> **Requirements**
Identify the lines that contain the word "魔锐水世界" and copy each one.

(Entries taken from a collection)
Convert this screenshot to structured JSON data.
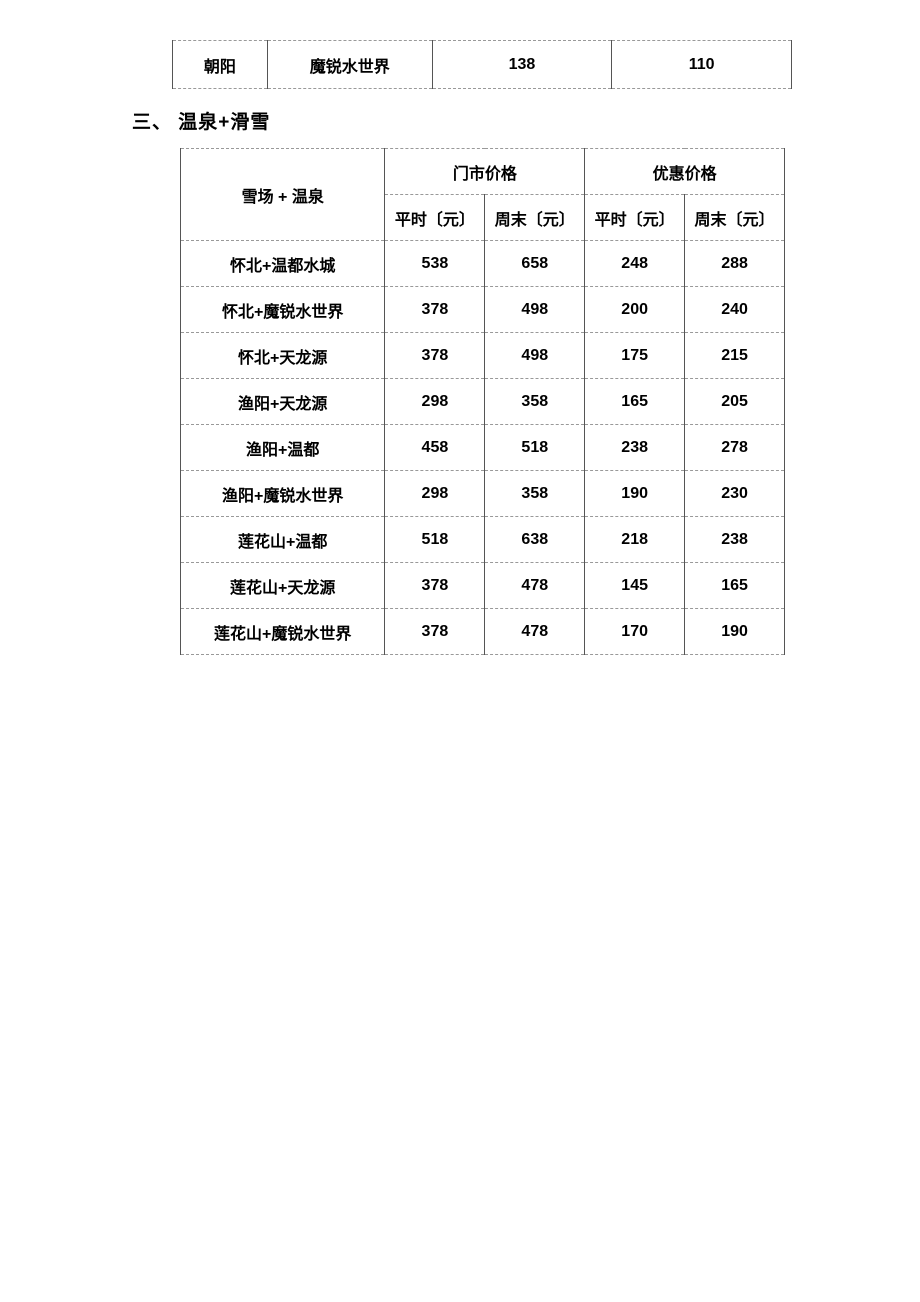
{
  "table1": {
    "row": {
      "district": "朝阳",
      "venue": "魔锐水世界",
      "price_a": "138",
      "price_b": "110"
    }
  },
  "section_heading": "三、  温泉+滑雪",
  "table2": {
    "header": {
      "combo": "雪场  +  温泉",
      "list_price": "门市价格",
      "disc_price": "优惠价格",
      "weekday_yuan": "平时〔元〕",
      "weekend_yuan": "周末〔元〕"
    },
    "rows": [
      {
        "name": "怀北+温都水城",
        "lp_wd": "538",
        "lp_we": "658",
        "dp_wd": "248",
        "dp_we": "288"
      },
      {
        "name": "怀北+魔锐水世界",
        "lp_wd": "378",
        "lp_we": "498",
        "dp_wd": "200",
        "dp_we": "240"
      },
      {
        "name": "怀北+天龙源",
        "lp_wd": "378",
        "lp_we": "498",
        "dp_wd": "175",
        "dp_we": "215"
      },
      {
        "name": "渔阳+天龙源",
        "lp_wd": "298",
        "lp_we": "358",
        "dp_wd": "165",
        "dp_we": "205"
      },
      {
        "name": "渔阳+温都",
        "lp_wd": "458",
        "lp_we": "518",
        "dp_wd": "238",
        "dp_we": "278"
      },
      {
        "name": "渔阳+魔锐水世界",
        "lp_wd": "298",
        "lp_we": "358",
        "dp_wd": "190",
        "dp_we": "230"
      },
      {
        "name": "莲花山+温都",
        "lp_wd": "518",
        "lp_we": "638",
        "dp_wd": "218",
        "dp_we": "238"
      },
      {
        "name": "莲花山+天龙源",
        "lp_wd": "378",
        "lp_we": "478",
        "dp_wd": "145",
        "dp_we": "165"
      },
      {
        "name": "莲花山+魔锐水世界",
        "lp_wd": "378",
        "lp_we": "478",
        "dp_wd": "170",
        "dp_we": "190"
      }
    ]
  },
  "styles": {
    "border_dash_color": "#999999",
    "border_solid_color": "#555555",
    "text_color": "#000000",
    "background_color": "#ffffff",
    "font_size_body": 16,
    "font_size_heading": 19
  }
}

> **Expected answer**
      "venue": "魔锐水世界",
        "name": "怀北+魔锐水世界",
        "name": "渔阳+魔锐水世界",
        "name": "莲花山+魔锐水世界",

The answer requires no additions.